BEGIN Text passage

On November 29, the day before the First Sunday of Advent, I met the deadline that I had set for myself two months ago. Contact information that needed to get to the people to whom I usually write Christmas cards is on its way to them.
In the best of worlds, the exchange of Christmas cards takes on some of the spirit of an exchange of gifts. The choice of card is no haphazard thing because the potential recipients are no haphazard addressees. I always have had the hope that people opening the envelope that I addressed to them will find a card whose design and message cause them to pause, to evaluate, to conclude, “Ah, now there’s a John card par excellence. And with a John message!”
The yearly exchange is made. Two parties get once more to enjoy the expectation, the execution, the satisfaction of recognition and even gratitude for a worthy exchange.
Except... I know the speed with which I myself work my way through the stack of cards arriving any one day of December. Skipping summarily over envelope and address label, I briefly register the image on the front of the card, ignore the printed message inside, and head for any handwritten comment prefacing or following or facing their signature.
If the goal of the person sending the card had been to spend time with me via card stock and letterpress, I have thwarted their aim to delay me in the busy press of December duties at the end of each day.
They may know, however, that I am someone who will re-read their greeting after the evening meal, read it again before placing it in a basket in the front room, and potentially read it a third and fourth time at a moment of Yuletide reverie with eggnog in hand and sugar cookies on a plate beside me. Their efforts then will pay off – I will even wonder why this card, why this wording in their message, why this Christmas meriting just this greeting and no other. Why a photo card? Why a religious card? Why a funny card – again?
This analysis may give the lie to the time and planning that preceded my own trip to the post office on Saturday, plastic bag in hand with stamped envelopes safe from any weather that might have smeared an address or loosened the postage stamp with its Botticelli Madonna.
These cards that were two full months in the making were intended to get to recipients in a few days and make them pause – despite that fatigue at the end of a December day, despite that eagerness to finish with the holiday mail and get to cocktails and online shopping. If only because of its early arrival, my card wanted to get people to think a little longer about me than usual, about the things important in my life these days.
Will I succeed?
Will the chocolate brown envelope trump the white and red and green envelopes amid which it will lie? Will the texture and weight of the paper out of which the envelope is made recall the importance of formal announcements rather than the seasonal frolic of snowballs and holly?
A chocolate brown envelope begs for an address label lighter than chocolate brown. White labels are certainly available, but a special envelope is no longer special when the label reduces it to the status of one more piece of bulk mail. In an online search I found labels in the rough texture of kraft paper, a tan that shows up fine against the chocolate brown.
So... will the oversized kraft paper shipping label stand out in the way it was intended? Will a recipient briefly enjoy the exalted font size for his or her name in bold above the centered address? Will the smaller return address label on the flap of the envelope appear clearly linked in design to the label on the front?

END Text passage

**Exercise aim**
Write out the Christmas card essay word for word from "These cards that" to "life these days.".

BEGIN Raw data

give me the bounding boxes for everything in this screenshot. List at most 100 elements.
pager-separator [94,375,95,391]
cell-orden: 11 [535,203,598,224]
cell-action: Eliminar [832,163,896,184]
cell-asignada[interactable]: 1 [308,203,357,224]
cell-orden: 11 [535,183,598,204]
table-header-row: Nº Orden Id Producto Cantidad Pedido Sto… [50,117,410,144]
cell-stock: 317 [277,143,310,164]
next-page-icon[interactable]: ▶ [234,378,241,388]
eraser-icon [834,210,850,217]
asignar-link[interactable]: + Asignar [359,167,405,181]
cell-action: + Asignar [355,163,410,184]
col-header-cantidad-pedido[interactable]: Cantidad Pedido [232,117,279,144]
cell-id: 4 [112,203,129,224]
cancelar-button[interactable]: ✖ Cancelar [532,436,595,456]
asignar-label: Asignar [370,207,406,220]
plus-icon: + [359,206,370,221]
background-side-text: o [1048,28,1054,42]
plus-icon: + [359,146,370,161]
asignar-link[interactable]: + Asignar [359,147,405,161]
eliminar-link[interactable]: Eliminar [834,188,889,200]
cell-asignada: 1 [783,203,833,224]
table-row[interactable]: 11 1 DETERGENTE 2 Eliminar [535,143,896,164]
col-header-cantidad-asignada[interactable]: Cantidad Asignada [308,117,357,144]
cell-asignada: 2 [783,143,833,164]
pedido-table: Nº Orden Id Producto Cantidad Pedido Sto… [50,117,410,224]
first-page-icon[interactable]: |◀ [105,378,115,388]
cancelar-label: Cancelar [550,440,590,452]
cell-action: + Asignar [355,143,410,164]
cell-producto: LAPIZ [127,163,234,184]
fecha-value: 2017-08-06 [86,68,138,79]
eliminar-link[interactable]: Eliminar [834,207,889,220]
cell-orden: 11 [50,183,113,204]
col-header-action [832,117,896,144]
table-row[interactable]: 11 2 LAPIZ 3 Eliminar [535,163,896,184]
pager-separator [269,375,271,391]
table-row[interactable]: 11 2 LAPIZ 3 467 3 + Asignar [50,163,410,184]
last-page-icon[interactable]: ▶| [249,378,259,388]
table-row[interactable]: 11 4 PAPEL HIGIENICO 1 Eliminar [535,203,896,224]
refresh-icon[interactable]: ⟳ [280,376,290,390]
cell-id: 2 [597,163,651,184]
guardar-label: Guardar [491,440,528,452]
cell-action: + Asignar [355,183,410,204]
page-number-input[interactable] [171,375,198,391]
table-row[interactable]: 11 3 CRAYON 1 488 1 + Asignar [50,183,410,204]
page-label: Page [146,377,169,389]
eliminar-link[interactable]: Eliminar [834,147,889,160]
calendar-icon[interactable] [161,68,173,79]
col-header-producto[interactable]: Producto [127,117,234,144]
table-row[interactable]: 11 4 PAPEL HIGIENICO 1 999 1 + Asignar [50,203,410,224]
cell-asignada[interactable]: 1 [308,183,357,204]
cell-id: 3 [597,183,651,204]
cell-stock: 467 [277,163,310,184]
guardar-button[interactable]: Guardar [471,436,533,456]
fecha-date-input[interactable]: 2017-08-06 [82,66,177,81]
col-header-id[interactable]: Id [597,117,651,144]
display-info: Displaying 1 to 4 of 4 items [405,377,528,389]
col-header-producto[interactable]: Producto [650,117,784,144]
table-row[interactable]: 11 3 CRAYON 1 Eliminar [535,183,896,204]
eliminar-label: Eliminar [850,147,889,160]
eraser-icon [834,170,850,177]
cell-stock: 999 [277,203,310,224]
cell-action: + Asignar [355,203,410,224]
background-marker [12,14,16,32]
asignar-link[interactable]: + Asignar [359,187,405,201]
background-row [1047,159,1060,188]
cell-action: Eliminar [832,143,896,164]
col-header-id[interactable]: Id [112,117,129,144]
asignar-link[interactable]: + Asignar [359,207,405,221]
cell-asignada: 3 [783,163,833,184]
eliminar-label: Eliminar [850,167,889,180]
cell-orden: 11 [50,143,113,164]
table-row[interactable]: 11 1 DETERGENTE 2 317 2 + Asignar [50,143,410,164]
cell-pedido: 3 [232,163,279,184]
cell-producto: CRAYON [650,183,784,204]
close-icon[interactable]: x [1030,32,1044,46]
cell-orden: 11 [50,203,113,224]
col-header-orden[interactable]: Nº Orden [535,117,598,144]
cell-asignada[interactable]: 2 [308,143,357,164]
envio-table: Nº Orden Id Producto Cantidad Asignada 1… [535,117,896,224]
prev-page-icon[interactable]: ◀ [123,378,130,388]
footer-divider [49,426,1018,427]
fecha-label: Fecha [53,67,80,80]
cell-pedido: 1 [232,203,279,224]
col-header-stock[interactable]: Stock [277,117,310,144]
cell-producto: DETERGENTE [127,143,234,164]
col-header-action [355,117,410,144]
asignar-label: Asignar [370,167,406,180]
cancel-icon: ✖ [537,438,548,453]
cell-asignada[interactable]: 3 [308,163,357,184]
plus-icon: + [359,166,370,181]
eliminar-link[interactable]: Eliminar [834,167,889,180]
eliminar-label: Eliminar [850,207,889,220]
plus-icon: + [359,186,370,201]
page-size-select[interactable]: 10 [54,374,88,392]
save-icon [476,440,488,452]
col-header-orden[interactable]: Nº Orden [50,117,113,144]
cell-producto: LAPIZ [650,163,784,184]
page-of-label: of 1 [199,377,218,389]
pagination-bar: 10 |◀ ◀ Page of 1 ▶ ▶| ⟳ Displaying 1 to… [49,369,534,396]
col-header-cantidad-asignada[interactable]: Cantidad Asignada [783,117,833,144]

END Raw data

**Answer to this task**
These cards that were two full months in the making were intended to get to recipients in a few days and make them pause – despite that fatigue at the end of a December day, despite that eagerness to finish with the holiday mail and get to cocktails and online shopping. If only because of its early arrival, my card wanted to get people to think a little longer about me than usual, about the things important in my life these days.